Goal 1: Translate this sentence from the blog post on English borrowings into Spanish: "In this connection I have always found it amusing that the title of the major work of the traditional Japanese linguists, Tokieda's Kokugogaku Genron "Theory of the Study of the National Language", is entirely in Chinese."
Goal 2: Quote the blog post on English borrowings word for word, starting at the words "The Linguistic Mystic" and stopping after "from French forain.".
Goal 3: Extend the blog post on English borrowings, starting after its last sentence.

--- start Document excerpt ---

The Linguistic Mystic links to a very silly post by jedimasterwendy from the San Antonio Forum, "Speak English, Your In America Now", which urges us to
Petition to NOT modify our native language to include any foreign language.
This 12-word slogan has the lovely self-refuting property that (according to the OED) all six of its content words are borrowed from other languages: petition from Spanish peticionar, modify from French modifier, native from French natif, language from French langage, include from Latin inclaudere, foreign from French forain.
At this point it's obligatory to quote, again, James D. Nicoll's 5/15/1990 post to rec.arts.sf-lovers:
[Update -- Bill Poser writes:The problem with defending the purity of the English language is that English is about as pure as a cribhouse whore. We don't just borrow words; on occasion, English has pursued other languages down alleyways to beat them unconscious and rifle their pockets for new vocabulary.
In this connection I have always found it amusing that the title of the major work of the traditional Japanese linguists, Tokieda's Kokugogaku Genron "Theory of the Study of the National Language", is entirely in Chinese.

--- end Document excerpt ---
--- start Data shown ---

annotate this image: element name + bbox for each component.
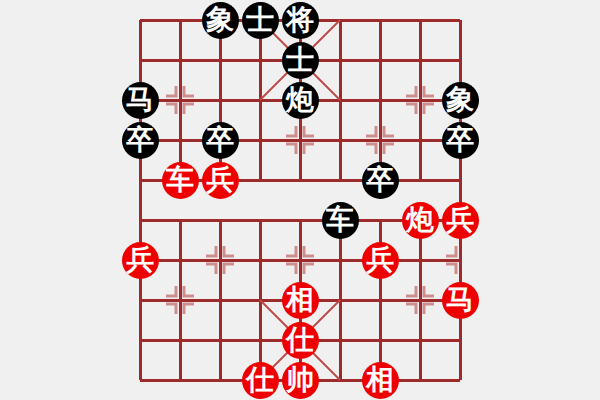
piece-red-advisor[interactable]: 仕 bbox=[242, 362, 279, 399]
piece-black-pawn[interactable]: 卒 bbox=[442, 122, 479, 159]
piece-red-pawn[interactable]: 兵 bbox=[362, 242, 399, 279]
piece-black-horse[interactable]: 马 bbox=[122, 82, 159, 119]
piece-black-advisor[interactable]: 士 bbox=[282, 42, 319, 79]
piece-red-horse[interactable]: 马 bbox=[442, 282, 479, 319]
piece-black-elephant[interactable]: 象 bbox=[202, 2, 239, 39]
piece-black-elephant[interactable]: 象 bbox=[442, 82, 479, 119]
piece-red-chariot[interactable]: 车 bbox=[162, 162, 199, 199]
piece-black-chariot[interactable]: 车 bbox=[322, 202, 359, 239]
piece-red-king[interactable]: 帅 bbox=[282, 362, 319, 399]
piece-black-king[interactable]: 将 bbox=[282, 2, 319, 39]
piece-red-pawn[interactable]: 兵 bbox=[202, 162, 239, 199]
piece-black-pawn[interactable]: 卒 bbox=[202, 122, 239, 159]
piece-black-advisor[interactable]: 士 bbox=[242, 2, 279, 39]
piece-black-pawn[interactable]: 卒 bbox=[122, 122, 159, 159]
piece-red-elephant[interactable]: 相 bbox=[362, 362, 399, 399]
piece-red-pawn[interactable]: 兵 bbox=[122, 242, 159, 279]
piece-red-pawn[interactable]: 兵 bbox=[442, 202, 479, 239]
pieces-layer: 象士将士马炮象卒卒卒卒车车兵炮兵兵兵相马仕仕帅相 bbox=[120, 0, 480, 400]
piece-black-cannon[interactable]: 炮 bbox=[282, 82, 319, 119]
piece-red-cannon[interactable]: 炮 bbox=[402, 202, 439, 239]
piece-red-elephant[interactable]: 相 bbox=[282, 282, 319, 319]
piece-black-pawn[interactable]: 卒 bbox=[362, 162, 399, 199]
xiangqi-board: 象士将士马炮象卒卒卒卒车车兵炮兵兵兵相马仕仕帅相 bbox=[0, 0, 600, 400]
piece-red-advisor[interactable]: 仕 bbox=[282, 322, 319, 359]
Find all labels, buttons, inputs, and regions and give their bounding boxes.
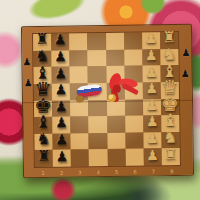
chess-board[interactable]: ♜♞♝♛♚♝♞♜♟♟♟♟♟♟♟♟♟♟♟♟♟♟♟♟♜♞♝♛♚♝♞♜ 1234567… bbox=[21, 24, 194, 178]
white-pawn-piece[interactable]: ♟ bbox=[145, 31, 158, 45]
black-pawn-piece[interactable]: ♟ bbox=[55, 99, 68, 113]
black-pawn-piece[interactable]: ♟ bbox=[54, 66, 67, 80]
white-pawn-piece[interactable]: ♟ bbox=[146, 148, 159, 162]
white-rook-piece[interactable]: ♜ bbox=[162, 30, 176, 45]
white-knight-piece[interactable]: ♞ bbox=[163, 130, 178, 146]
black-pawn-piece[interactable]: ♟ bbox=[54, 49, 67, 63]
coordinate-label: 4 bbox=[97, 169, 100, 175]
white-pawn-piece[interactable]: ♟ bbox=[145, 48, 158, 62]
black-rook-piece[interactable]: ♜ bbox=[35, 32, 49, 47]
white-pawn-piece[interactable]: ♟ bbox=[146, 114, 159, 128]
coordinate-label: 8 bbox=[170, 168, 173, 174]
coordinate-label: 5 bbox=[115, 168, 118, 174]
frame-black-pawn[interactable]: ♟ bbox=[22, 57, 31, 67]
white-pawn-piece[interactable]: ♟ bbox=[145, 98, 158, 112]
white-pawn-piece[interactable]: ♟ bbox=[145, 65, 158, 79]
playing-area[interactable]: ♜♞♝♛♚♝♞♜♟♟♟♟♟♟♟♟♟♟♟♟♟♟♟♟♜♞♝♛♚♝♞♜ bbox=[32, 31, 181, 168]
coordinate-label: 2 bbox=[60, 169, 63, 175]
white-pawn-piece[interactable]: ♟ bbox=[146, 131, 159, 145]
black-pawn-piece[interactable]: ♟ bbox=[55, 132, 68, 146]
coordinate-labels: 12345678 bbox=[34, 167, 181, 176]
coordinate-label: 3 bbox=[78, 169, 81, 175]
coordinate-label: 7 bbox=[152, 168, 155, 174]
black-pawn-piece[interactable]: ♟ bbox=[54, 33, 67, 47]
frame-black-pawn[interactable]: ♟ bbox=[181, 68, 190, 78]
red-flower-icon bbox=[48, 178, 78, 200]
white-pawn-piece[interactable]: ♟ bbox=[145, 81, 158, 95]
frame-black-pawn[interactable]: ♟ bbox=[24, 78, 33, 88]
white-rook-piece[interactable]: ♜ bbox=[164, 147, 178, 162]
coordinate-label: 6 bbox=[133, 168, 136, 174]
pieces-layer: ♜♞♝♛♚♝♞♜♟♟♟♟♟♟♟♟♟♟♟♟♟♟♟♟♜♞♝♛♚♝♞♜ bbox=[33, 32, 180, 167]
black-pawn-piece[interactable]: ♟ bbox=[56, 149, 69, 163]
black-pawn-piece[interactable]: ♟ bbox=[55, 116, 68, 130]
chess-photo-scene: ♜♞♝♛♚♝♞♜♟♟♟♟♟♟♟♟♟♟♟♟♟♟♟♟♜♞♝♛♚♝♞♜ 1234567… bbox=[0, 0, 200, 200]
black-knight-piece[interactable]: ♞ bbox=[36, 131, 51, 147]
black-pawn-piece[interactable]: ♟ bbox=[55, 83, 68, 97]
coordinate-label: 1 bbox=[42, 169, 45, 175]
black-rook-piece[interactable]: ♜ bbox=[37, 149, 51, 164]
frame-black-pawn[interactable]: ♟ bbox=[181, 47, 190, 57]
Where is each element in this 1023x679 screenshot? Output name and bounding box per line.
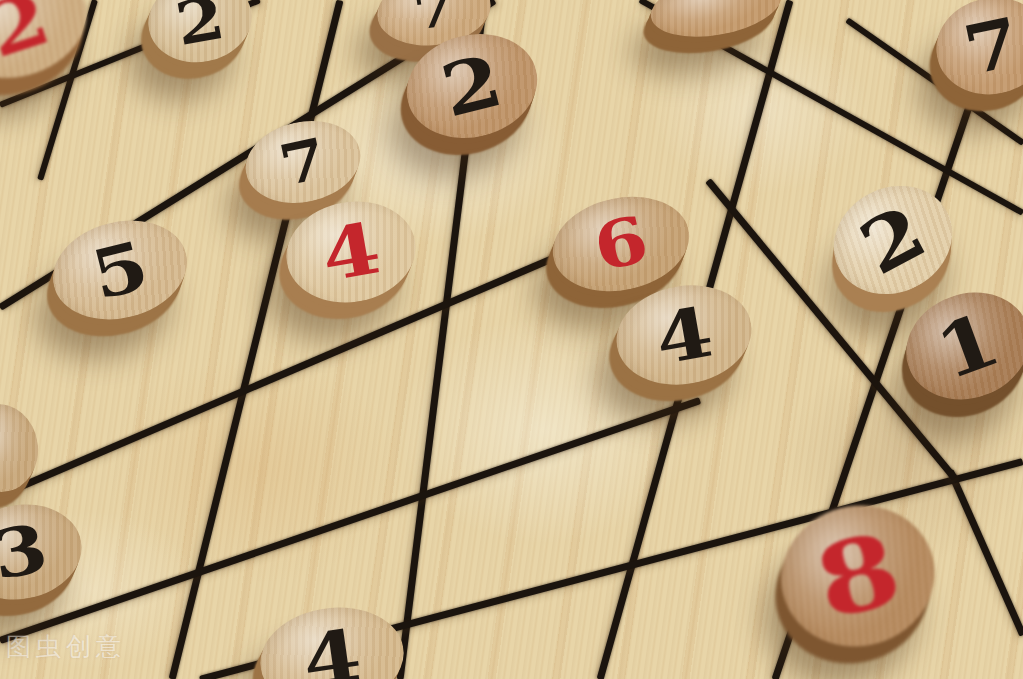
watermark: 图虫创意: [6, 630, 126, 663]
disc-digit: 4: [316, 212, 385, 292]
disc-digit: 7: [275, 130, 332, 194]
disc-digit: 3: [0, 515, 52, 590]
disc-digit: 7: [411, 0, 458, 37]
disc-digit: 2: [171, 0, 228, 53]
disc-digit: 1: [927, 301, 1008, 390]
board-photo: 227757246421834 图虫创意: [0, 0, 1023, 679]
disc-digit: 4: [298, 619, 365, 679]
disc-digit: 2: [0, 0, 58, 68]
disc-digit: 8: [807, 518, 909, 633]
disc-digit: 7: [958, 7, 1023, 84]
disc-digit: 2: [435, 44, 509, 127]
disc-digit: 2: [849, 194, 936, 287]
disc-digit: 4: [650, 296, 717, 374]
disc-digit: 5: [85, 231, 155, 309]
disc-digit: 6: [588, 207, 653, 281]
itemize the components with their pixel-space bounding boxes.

--- end Data shown ---

Final result 1: A este respecto, siempre me ha parecido divertido que el título de la obra principal de los lingüistas japoneses tradicionales, el Kokugogaku Genron de Tokieda, «Teoría del estudio de la lengua nacional», esté escrito enteramente en chino.

Final result 2:
The Linguistic Mystic links to a very silly post by jedimasterwendy from the San Antonio Forum, "Speak English, Your In America Now", which urges us to
Petition to NOT modify our native language to include any foreign language.
This 12-word slogan has the lovely self-refuting property that (according to the OED) all six of its content words are borrowed from other languages: petition from Spanish peticionar, modify from French modifier, native from French natif, language from French langage, include from Latin inclaudere, foreign from French forain.

Final result 3:
This has not been a one-way trade. According to Zhou Chenggang and Jiang Yajun, "Wailaici and English borrowings in Chinese", English Today 20(3) 2004:
Borrowings from Japanese form a special category in Chinese, because most of them were acquired without graphic adaptations [i.e. the spelling was also borrowed -- myl]. Such borrowings amount to almost half of the words in Chinese dictionaries of neologisms (cf. Massini 1997:158). There are two types: coinages by Japanese using Chinese characters and Chinese-cum-Japanese-cum-Chinese borrowings. Massini (1997:154) calls the former original loans and the latter return loans. These may be hard to distinguish...
Both the term wailaici (literally 'word that came from the outside') and its predecessor and synonym wailaiyu ('language from the outside') are themselves wailaicis from Japanese (Massini 1997:153).
Another Japanese "return loan"is zhuyi "doctrine" as in shehui zhuyi "socialism" and ziben zhuyi "capitalism".
Lexical borrowing into Chinese is nothing new. According to Jerry Norman, Chinese, pp. 16-17
China's later cultural hegemony in East Asia has been confused with a kind of cultural and linguistic immunity which exempted Chinese from any but the most trivial of outside influences. Widespread acceptance of such a view has no doubt impeded a serious search for foreign influence in Chinese.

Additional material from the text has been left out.